----- Data shown -----
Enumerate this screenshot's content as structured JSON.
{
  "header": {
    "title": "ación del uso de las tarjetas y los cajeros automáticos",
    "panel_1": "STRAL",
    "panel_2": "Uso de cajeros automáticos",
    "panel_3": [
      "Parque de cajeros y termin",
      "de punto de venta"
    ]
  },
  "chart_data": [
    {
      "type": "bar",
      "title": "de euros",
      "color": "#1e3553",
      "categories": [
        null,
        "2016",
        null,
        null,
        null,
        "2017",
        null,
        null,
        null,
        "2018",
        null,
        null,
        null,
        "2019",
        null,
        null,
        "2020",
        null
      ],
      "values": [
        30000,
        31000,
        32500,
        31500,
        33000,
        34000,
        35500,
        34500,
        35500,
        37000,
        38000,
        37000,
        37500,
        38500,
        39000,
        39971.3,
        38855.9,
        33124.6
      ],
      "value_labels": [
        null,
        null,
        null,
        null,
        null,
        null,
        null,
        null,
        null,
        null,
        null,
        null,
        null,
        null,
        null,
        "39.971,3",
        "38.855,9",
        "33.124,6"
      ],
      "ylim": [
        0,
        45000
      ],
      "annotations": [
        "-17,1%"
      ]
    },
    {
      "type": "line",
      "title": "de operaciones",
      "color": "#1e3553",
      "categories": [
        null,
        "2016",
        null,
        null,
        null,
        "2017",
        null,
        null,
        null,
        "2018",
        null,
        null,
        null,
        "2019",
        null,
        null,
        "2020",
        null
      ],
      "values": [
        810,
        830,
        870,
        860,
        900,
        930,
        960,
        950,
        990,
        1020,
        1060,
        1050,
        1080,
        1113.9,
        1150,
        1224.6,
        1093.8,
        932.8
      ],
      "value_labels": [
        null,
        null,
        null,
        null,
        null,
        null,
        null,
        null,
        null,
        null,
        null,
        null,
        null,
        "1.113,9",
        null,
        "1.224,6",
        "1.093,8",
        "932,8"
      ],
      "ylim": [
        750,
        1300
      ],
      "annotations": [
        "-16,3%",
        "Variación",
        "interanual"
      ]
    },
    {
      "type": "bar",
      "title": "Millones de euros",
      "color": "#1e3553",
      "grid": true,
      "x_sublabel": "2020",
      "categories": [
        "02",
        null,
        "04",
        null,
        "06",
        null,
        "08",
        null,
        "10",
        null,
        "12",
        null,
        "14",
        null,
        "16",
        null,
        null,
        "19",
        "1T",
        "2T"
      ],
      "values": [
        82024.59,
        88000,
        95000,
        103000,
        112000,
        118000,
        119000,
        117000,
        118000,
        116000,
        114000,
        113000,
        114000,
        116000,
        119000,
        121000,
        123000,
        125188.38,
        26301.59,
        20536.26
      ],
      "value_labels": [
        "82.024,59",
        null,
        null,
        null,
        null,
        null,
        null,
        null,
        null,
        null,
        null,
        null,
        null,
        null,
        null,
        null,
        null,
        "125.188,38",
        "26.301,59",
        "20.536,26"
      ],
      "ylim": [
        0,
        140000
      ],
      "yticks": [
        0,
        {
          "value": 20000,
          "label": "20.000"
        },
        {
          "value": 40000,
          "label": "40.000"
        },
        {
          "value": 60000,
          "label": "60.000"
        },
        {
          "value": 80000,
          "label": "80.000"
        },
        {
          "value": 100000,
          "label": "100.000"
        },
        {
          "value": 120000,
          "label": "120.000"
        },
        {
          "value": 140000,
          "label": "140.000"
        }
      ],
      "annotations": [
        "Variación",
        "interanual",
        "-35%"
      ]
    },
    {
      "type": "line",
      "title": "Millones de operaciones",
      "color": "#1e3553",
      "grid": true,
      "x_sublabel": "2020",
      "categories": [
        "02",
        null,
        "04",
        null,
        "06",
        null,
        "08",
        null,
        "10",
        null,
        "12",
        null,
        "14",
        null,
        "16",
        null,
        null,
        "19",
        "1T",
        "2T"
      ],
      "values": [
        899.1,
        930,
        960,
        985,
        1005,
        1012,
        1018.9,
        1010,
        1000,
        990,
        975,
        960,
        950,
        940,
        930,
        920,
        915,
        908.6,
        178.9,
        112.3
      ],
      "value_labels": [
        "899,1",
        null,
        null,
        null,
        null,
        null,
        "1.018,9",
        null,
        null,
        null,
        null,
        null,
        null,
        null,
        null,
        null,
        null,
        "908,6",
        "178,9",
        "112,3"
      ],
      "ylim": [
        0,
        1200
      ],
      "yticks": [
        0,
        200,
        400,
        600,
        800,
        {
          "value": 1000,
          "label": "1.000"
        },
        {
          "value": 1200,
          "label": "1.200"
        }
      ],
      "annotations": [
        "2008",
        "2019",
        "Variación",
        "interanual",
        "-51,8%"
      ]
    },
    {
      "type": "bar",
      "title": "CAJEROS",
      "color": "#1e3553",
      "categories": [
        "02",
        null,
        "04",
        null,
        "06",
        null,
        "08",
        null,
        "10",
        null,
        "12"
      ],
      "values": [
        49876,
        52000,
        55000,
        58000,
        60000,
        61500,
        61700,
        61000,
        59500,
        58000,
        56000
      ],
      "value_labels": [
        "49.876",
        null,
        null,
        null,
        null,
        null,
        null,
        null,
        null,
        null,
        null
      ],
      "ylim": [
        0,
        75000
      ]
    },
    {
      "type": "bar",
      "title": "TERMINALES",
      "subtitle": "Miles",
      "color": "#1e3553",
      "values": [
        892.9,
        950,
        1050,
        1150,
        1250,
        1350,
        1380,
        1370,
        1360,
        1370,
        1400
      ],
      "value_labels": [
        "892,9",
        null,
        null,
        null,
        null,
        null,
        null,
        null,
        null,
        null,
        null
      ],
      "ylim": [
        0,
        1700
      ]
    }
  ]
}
-----
Aim of the task. Type out the full listing again, exactly as given.

Task response.
Enumerate this screenshot's content as structured JSON.
{
  "header": {
    "title": "ación del uso de las tarjetas y los cajeros automáticos",
    "panel_1": "STRAL",
    "panel_2": "Uso de cajeros automáticos",
    "panel_3": [
      "Parque de cajeros y termin",
      "de punto de venta"
    ]
  },
  "chart_data": [
    {
      "type": "bar",
      "title": "de euros",
      "color": "#1e3553",
      "categories": [
        null,
        "2016",
        null,
        null,
        null,
        "2017",
        null,
        null,
        null,
        "2018",
        null,
        null,
        null,
        "2019",
        null,
        null,
        "2020",
        null
      ],
      "values": [
        30000,
        31000,
        32500,
        31500,
        33000,
        34000,
        35500,
        34500,
        35500,
        37000,
        38000,
        37000,
        37500,
        38500,
        39000,
        39971.3,
        38855.9,
        33124.6
      ],
      "value_labels": [
        null,
        null,
        null,
        null,
        null,
        null,
        null,
        null,
        null,
        null,
        null,
        null,
        null,
        null,
        null,
        "39.971,3",
        "38.855,9",
        "33.124,6"
      ],
      "ylim": [
        0,
        45000
      ],
      "annotations": [
        "-17,1%"
      ]
    },
    {
      "type": "line",
      "title": "de operaciones",
      "color": "#1e3553",
      "categories": [
        null,
        "2016",
        null,
        null,
        null,
        "2017",
        null,
        null,
        null,
        "2018",
        null,
        null,
        null,
        "2019",
        null,
        null,
        "2020",
        null
      ],
      "values": [
        810,
        830,
        870,
        860,
        900,
        930,
        960,
        950,
        990,
        1020,
        1060,
        1050,
        1080,
        1113.9,
        1150,
        1224.6,
        1093.8,
        932.8
      ],
      "value_labels": [
        null,
        null,
        null,
        null,
        null,
        null,
        null,
        null,
        null,
        null,
        null,
        null,
        null,
        "1.113,9",
        null,
        "1.224,6",
        "1.093,8",
        "932,8"
      ],
      "ylim": [
        750,
        1300
      ],
      "annotations": [
        "-16,3%",
        "Variación",
        "interanual"
      ]
    },
    {
      "type": "bar",
      "title": "Millones de euros",
      "color": "#1e3553",
      "grid": true,
      "x_sublabel": "2020",
      "categories": [
        "02",
        null,
        "04",
        null,
        "06",
        null,
        "08",
        null,
        "10",
        null,
        "12",
        null,
        "14",
        null,
        "16",
        null,
        null,
        "19",
        "1T",
        "2T"
      ],
      "values": [
        82024.59,
        88000,
        95000,
        103000,
        112000,
        118000,
        119000,
        117000,
        118000,
        116000,
        114000,
        113000,
        114000,
        116000,
        119000,
        121000,
        123000,
        125188.38,
        26301.59,
        20536.26
      ],
      "value_labels": [
        "82.024,59",
        null,
        null,
        null,
        null,
        null,
        null,
        null,
        null,
        null,
        null,
        null,
        null,
        null,
        null,
        null,
        null,
        "125.188,38",
        "26.301,59",
        "20.536,26"
      ],
      "ylim": [
        0,
        140000
      ],
      "yticks": [
        0,
        {
          "value": 20000,
          "label": "20.000"
        },
        {
          "value": 40000,
          "label": "40.000"
        },
        {
          "value": 60000,
          "label": "60.000"
        },
        {
          "value": 80000,
          "label": "80.000"
        },
        {
          "value": 100000,
          "label": "100.000"
        },
        {
          "value": 120000,
          "label": "120.000"
        },
        {
          "value": 140000,
          "label": "140.000"
        }
      ],
      "annotations": [
        "Variación",
        "interanual",
        "-35%"
      ]
    },
    {
      "type": "line",
      "title": "Millones de operaciones",
      "color": "#1e3553",
      "grid": true,
      "x_sublabel": "2020",
      "categories": [
        "02",
        null,
        "04",
        null,
        "06",
        null,
        "08",
        null,
        "10",
        null,
        "12",
        null,
        "14",
        null,
        "16",
        null,
        null,
        "19",
        "1T",
        "2T"
      ],
      "values": [
        899.1,
        930,
        960,
        985,
        1005,
        1012,
        1018.9,
        1010,
        1000,
        990,
        975,
        960,
        950,
        940,
        930,
        920,
        915,
        908.6,
        178.9,
        112.3
      ],
      "value_labels": [
        "899,1",
        null,
        null,
        null,
        null,
        null,
        "1.018,9",
        null,
        null,
        null,
        null,
        null,
        null,
        null,
        null,
        null,
        null,
        "908,6",
        "178,9",
        "112,3"
      ],
      "ylim": [
        0,
        1200
      ],
      "yticks": [
        0,
        200,
        400,
        600,
        800,
        {
          "value": 1000,
          "label": "1.000"
        },
        {
          "value": 1200,
          "label": "1.200"
        }
      ],
      "annotations": [
        "2008",
        "2019",
        "Variación",
        "interanual",
        "-51,8%"
      ]
    },
    {
      "type": "bar",
      "title": "CAJEROS",
      "color": "#1e3553",
      "categories": [
        "02",
        null,
        "04",
        null,
        "06",
        null,
        "08",
        null,
        "10",
        null,
        "12"
      ],
      "values": [
        49876,
        52000,
        55000,
        58000,
        60000,
        61500,
        61700,
        61000,
        59500,
        58000,
        56000
      ],
      "value_labels": [
        "49.876",
        null,
        null,
        null,
        null,
        null,
        null,
        null,
        null,
        null,
        null
      ],
      "ylim": [
        0,
        75000
      ]
    },
    {
      "type": "bar",
      "title": "TERMINALES",
      "subtitle": "Miles",
      "color": "#1e3553",
      "values": [
        892.9,
        950,
        1050,
        1150,
        1250,
        1350,
        1380,
        1370,
        1360,
        1370,
        1400
      ],
      "value_labels": [
        "892,9",
        null,
        null,
        null,
        null,
        null,
        null,
        null,
        null,
        null,
        null
      ],
      "ylim": [
        0,
        1700
      ]
    }
  ]
}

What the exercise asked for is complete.